▸ **WHAT YOU HAVE TO DO**: Collect each line of the records containing the string "思想观念".

(Extracted data entries)

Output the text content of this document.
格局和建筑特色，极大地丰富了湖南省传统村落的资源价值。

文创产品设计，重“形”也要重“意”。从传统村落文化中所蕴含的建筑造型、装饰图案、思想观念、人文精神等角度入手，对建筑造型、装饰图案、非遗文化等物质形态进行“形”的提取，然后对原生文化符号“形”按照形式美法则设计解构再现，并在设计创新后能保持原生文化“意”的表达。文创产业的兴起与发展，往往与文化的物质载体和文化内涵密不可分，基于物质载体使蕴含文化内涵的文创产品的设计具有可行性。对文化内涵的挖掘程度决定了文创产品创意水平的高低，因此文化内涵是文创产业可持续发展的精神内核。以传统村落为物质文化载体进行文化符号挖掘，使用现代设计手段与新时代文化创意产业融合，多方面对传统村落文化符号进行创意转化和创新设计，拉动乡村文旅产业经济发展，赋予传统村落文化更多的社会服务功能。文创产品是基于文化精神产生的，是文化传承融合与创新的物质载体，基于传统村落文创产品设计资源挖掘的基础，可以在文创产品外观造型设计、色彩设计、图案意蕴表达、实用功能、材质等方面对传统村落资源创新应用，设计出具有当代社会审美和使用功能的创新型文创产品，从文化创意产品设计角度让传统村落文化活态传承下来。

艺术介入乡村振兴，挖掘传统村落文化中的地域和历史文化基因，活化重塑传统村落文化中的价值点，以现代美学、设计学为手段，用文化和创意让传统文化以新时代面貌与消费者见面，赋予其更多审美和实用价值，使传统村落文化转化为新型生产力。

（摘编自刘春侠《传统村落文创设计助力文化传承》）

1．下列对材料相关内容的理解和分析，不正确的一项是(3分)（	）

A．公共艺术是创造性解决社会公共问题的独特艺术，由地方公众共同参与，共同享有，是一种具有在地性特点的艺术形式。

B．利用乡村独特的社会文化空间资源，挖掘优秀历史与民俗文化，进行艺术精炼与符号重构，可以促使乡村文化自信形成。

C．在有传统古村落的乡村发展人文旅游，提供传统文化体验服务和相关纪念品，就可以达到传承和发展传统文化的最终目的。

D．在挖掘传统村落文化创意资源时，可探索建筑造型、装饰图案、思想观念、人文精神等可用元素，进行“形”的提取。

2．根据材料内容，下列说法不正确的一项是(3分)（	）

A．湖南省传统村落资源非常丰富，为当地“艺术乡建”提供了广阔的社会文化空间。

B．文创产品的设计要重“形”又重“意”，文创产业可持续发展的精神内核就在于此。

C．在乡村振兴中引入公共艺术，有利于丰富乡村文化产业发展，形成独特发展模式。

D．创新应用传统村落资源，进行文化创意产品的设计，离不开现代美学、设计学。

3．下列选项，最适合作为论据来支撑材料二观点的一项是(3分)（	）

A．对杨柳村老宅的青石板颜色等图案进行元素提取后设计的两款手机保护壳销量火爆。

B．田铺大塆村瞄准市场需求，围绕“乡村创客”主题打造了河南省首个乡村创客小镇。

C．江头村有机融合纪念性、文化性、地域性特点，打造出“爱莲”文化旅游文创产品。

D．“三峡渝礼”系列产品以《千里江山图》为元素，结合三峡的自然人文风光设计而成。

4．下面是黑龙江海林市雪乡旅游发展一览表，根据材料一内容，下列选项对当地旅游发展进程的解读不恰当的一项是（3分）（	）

▸ **THE SOLUTION**:
文创产品设计，重“形”也要重“意”。从传统村落文化中所蕴含的建筑造型、装饰图案、思想观念、人文精神等角度入手，对建筑造型、装饰图案、非遗文化等物质形态进行“形”的提取，然后对原生文化符号“形”按照形式美法则设计解构再现，并在设计创新后能保持原生文化“意”的表达。文创产业的兴起与发展，往往与文化的物质载体和文化内涵密不可分，基于物质载体使蕴含文化内涵的文创产品的设计具有可行性。对文化内涵的挖掘程度决定了文创产品创意水平的高低，因此文化内涵是文创产业可持续发展的精神内核。以传统村落为物质文化载体进行文化符号挖掘，使用现代设计手段与新时代文化创意产业融合，多方面对传统村落文化符号进行创意转化和创新设计，拉动乡村文旅产业经济发展，赋予传统村落文化更多的社会服务功能。文创产品是基于文化精神产生的，是文化传承融合与创新的物质载体，基于传统村落文创产品设计资源挖掘的基础，可以在文创产品外观造型设计、色彩设计、图案意蕴表达、实用功能、材质等方面对传统村落资源创新应用，设计出具有当代社会审美和使用功能的创新型文创产品，从文化创意产品设计角度让传统村落文化活态传承下来。
D．在挖掘传统村落文化创意资源时，可探索建筑造型、装饰图案、思想观念、人文精神等可用元素，进行“形”的提取。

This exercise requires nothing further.